### TASK INSTRUCTIONS
From the records below, give the number of lines that contain the string "Enumerate", without any other text.

━━ RECORDS FOR THE EXERCISE ━━

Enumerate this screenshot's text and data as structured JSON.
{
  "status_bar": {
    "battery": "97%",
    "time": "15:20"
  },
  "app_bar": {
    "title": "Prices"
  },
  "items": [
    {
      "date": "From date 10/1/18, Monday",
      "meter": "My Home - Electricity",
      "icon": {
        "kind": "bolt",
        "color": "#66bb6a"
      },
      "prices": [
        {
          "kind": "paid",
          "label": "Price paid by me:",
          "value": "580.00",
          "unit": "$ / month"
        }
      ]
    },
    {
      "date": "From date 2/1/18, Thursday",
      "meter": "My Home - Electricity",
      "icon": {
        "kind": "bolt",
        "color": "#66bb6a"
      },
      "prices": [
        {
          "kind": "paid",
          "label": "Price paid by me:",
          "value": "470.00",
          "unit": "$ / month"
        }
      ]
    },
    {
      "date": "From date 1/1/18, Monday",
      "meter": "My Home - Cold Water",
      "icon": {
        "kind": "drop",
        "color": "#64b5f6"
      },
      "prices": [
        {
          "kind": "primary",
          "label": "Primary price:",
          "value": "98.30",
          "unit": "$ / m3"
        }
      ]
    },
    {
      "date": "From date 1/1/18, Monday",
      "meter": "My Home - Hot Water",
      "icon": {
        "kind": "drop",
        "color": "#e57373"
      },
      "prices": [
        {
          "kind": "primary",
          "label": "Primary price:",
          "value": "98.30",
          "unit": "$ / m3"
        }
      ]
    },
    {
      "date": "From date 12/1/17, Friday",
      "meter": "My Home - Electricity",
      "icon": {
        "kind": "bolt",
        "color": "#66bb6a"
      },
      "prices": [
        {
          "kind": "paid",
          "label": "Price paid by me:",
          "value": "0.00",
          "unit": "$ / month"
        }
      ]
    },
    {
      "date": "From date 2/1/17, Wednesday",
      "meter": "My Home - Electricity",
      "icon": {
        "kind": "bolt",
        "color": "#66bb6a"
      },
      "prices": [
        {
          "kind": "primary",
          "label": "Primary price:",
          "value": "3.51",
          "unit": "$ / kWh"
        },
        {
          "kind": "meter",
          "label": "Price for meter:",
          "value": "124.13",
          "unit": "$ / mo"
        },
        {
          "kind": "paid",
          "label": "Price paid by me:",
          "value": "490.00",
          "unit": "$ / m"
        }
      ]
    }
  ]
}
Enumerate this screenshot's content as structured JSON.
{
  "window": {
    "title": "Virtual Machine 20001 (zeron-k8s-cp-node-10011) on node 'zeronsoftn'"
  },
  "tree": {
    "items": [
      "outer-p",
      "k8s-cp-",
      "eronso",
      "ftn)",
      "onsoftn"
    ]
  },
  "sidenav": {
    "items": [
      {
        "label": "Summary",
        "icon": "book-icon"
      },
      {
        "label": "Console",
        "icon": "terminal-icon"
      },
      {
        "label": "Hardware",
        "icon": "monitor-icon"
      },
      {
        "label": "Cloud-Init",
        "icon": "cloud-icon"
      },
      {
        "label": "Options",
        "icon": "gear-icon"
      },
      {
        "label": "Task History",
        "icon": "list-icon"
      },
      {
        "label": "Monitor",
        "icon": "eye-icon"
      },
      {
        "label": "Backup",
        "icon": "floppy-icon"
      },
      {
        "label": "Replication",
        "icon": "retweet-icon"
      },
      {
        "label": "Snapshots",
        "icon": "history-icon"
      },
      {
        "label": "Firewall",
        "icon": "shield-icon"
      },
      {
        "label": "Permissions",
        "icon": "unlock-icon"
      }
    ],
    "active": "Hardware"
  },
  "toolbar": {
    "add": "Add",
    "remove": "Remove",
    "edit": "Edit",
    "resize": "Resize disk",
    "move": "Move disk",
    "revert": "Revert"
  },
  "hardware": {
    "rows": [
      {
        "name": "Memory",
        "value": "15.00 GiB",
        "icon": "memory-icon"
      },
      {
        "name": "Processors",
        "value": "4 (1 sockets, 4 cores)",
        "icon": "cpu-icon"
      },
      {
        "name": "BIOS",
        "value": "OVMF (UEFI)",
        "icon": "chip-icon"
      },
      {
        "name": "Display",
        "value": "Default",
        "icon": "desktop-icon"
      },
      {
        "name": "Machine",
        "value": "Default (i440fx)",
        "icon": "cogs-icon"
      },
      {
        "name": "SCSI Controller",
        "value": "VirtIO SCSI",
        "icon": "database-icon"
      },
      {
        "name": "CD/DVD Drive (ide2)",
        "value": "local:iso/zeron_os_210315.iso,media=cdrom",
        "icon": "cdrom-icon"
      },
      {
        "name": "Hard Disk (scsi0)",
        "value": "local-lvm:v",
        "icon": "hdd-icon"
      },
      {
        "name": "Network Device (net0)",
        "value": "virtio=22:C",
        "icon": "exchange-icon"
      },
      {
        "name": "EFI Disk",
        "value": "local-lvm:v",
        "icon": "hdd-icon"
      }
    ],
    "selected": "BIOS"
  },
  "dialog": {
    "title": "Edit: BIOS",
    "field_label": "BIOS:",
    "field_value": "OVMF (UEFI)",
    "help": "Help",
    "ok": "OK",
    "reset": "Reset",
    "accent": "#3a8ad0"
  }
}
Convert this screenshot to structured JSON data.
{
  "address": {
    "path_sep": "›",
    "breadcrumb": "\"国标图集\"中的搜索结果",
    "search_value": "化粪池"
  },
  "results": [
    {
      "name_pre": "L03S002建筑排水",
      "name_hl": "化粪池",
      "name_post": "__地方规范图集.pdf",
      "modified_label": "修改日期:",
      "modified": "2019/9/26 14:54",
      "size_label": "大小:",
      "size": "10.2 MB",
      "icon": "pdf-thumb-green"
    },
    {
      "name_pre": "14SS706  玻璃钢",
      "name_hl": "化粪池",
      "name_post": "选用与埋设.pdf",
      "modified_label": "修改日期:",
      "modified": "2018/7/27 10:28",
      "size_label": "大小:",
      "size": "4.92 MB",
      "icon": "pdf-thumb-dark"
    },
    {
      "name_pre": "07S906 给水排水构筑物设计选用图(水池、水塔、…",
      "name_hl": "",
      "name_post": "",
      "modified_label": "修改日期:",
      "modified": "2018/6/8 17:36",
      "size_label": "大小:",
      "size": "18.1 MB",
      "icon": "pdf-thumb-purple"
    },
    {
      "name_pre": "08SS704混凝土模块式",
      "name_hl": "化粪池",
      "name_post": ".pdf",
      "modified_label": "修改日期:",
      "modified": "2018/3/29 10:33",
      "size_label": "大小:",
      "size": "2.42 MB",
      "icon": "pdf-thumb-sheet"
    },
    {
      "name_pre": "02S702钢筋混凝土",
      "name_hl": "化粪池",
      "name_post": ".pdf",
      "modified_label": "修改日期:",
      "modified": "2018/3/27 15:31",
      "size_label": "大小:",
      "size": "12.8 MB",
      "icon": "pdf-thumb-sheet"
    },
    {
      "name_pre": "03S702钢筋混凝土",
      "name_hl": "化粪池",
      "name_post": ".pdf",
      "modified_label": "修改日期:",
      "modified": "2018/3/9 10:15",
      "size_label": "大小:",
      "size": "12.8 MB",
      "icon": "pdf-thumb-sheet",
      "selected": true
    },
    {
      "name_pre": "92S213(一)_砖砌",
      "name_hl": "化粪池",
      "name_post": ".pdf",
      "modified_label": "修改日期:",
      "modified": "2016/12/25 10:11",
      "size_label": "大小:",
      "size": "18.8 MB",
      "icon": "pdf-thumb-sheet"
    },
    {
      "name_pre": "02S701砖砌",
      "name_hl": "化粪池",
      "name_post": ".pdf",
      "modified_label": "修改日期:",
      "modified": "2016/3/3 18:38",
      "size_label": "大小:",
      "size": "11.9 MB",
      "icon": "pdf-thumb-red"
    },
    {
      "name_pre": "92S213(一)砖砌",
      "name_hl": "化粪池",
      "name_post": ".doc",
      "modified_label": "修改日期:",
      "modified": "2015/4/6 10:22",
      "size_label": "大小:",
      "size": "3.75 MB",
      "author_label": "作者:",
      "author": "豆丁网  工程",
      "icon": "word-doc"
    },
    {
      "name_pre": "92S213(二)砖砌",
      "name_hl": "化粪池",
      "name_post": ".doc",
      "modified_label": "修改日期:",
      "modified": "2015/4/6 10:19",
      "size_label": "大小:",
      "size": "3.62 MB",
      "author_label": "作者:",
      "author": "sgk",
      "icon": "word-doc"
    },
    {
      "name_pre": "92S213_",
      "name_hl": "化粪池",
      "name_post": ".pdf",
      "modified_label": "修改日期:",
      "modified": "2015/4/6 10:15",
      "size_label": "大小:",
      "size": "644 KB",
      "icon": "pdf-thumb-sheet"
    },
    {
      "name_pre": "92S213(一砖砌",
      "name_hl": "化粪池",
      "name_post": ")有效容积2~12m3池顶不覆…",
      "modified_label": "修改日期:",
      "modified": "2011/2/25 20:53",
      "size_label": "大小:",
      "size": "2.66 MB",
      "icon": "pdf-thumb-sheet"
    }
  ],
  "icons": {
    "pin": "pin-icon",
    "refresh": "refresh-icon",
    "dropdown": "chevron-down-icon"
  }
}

━━━

### OUTPUT OF THE EXERCISE
2